- _AIM_:
Only lines holding the string "values" are wanted; copy each one from the material.
*** DATA RECORDS ***
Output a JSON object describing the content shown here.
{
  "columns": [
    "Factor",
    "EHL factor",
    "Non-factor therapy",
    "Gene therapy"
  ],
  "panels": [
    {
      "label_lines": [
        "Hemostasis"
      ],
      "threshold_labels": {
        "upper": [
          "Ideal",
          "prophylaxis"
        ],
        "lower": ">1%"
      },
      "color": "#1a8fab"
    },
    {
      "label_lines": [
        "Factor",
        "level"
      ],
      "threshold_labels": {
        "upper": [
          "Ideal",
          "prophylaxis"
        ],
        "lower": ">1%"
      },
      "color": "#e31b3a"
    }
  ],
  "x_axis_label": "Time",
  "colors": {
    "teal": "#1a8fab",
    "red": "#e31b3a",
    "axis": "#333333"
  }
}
***
*** DATA RECORDS ***
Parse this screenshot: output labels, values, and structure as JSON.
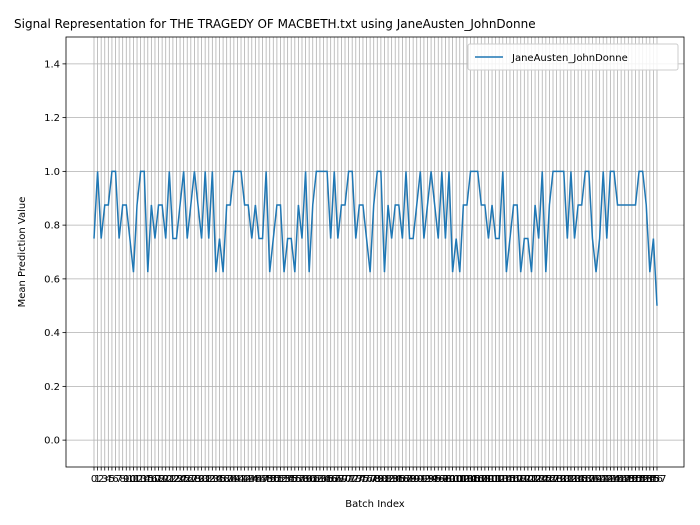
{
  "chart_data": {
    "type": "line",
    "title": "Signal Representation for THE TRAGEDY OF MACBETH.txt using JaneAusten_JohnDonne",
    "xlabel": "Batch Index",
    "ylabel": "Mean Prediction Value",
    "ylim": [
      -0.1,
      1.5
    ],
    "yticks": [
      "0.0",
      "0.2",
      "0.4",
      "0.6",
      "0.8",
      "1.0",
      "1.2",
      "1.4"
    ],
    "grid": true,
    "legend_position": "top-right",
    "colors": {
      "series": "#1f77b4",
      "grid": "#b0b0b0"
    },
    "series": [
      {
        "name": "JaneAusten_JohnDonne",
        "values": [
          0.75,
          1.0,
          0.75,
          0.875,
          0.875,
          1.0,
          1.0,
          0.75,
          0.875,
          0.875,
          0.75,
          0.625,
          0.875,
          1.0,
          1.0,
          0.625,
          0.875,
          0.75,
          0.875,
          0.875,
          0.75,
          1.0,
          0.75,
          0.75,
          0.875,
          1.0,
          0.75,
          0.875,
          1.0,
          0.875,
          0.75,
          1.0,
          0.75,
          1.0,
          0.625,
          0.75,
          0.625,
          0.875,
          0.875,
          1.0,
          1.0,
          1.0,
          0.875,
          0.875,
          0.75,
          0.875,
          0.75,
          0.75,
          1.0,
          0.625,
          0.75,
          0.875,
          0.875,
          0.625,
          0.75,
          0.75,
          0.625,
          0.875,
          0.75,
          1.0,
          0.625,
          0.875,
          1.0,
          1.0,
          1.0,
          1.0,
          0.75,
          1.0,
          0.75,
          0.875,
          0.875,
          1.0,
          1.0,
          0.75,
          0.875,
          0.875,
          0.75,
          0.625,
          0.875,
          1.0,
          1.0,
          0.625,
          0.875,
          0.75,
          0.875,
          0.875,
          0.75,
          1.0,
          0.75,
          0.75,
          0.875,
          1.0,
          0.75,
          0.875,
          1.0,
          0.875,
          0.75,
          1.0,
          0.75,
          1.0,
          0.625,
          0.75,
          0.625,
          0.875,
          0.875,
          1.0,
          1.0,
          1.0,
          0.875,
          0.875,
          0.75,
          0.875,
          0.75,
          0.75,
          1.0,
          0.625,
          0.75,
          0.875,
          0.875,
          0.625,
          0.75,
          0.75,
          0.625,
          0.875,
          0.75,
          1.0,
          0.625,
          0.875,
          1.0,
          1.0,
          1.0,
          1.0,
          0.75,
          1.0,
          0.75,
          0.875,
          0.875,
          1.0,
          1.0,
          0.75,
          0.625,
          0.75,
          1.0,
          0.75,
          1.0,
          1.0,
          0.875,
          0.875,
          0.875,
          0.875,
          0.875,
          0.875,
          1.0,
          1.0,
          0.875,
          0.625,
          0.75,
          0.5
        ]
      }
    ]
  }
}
***
- _WRITTEN SOLUTION_:
Parse this screenshot: output labels, values, and structure as JSON.
        "values": [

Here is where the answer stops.